[Stored data]
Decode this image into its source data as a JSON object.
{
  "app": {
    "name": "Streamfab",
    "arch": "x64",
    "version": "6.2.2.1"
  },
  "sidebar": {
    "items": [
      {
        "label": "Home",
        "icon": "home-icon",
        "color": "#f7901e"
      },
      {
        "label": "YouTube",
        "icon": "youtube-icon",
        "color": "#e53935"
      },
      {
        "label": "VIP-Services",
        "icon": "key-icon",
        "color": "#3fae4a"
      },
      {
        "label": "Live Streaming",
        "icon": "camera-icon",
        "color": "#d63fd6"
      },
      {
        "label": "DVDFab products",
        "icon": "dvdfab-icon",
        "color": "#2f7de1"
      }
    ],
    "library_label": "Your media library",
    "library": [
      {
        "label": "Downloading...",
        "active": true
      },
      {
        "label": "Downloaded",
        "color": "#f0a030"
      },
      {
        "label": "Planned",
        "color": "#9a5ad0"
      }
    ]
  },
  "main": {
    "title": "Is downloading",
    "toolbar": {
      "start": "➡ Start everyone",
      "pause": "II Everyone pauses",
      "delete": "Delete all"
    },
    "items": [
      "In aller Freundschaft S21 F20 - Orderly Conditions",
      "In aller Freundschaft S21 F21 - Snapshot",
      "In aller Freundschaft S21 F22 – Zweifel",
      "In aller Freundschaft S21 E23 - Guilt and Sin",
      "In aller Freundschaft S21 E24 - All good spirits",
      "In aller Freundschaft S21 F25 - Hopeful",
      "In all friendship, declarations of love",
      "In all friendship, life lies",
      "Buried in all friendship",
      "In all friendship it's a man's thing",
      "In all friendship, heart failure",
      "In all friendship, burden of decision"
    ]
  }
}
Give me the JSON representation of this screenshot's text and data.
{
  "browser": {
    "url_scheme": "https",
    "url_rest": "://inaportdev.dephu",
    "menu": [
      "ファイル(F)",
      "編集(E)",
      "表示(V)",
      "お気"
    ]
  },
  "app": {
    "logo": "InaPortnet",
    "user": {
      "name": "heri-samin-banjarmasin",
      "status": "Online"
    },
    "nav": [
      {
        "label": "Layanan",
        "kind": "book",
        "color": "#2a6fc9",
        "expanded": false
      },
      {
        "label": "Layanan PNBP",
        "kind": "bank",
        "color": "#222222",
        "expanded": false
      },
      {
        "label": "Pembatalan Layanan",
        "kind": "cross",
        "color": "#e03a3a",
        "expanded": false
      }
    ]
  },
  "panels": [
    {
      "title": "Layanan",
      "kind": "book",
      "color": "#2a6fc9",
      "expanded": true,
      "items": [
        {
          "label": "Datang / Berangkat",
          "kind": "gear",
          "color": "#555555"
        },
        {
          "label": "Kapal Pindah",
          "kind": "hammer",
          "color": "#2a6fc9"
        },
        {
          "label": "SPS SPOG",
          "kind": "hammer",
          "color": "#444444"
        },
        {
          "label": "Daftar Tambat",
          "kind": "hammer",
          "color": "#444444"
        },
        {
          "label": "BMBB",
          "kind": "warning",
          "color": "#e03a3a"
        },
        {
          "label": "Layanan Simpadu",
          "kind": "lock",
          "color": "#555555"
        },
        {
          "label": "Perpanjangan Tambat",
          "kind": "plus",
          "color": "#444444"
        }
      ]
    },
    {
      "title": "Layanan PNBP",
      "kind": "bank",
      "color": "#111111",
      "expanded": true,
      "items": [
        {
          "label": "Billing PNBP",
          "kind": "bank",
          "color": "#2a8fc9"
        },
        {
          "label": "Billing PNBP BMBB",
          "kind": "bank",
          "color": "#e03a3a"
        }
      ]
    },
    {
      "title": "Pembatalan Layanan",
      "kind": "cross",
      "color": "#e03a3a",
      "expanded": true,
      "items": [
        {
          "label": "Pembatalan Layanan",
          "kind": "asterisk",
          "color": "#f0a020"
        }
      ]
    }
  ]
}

● Stated goal: Transcribe every line of the data, exactly as it stands.

● Reply to the exercise:
Decode this image into its source data as a JSON object.
{
  "app": {
    "name": "Streamfab",
    "arch": "x64",
    "version": "6.2.2.1"
  },
  "sidebar": {
    "items": [
      {
        "label": "Home",
        "icon": "home-icon",
        "color": "#f7901e"
      },
      {
        "label": "YouTube",
        "icon": "youtube-icon",
        "color": "#e53935"
      },
      {
        "label": "VIP-Services",
        "icon": "key-icon",
        "color": "#3fae4a"
      },
      {
        "label": "Live Streaming",
        "icon": "camera-icon",
        "color": "#d63fd6"
      },
      {
        "label": "DVDFab products",
        "icon": "dvdfab-icon",
        "color": "#2f7de1"
      }
    ],
    "library_label": "Your media library",
    "library": [
      {
        "label": "Downloading...",
        "active": true
      },
      {
        "label": "Downloaded",
        "color": "#f0a030"
      },
      {
        "label": "Planned",
        "color": "#9a5ad0"
      }
    ]
  },
  "main": {
    "title": "Is downloading",
    "toolbar": {
      "start": "➡ Start everyone",
      "pause": "II Everyone pauses",
      "delete": "Delete all"
    },
    "items": [
      "In aller Freundschaft S21 F20 - Orderly Conditions",
      "In aller Freundschaft S21 F21 - Snapshot",
      "In aller Freundschaft S21 F22 – Zweifel",
      "In aller Freundschaft S21 E23 - Guilt and Sin",
      "In aller Freundschaft S21 E24 - All good spirits",
      "In aller Freundschaft S21 F25 - Hopeful",
      "In all friendship, declarations of love",
      "In all friendship, life lies",
      "Buried in all friendship",
      "In all friendship it's a man's thing",
      "In all friendship, heart failure",
      "In all friendship, burden of decision"
    ]
  }
}
Give me the JSON representation of this screenshot's text and data.
{
  "browser": {
    "url_scheme": "https",
    "url_rest": "://inaportdev.dephu",
    "menu": [
      "ファイル(F)",
      "編集(E)",
      "表示(V)",
      "お気"
    ]
  },
  "app": {
    "logo": "InaPortnet",
    "user": {
      "name": "heri-samin-banjarmasin",
      "status": "Online"
    },
    "nav": [
      {
        "label": "Layanan",
        "kind": "book",
        "color": "#2a6fc9",
        "expanded": false
      },
      {
        "label": "Layanan PNBP",
        "kind": "bank",
        "color": "#222222",
        "expanded": false
      },
      {
        "label": "Pembatalan Layanan",
        "kind": "cross",
        "color": "#e03a3a",
        "expanded": false
      }
    ]
  },
  "panels": [
    {
      "title": "Layanan",
      "kind": "book",
      "color": "#2a6fc9",
      "expanded": true,
      "items": [
        {
          "label": "Datang / Berangkat",
          "kind": "gear",
          "color": "#555555"
        },
        {
          "label": "Kapal Pindah",
          "kind": "hammer",
          "color": "#2a6fc9"
        },
        {
          "label": "SPS SPOG",
          "kind": "hammer",
          "color": "#444444"
        },
        {
          "label": "Daftar Tambat",
          "kind": "hammer",
          "color": "#444444"
        },
        {
          "label": "BMBB",
          "kind": "warning",
          "color": "#e03a3a"
        },
        {
          "label": "Layanan Simpadu",
          "kind": "lock",
          "color": "#555555"
        },
        {
          "label": "Perpanjangan Tambat",
          "kind": "plus",
          "color": "#444444"
        }
      ]
    },
    {
      "title": "Layanan PNBP",
      "kind": "bank",
      "color": "#111111",
      "expanded": true,
      "items": [
        {
          "label": "Billing PNBP",
          "kind": "bank",
          "color": "#2a8fc9"
        },
        {
          "label": "Billing PNBP BMBB",
          "kind": "bank",
          "color": "#e03a3a"
        }
      ]
    },
    {
      "title": "Pembatalan Layanan",
      "kind": "cross",
      "color": "#e03a3a",
      "expanded": true,
      "items": [
        {
          "label": "Pembatalan Layanan",
          "kind": "asterisk",
          "color": "#f0a020"
        }
      ]
    }
  ]
}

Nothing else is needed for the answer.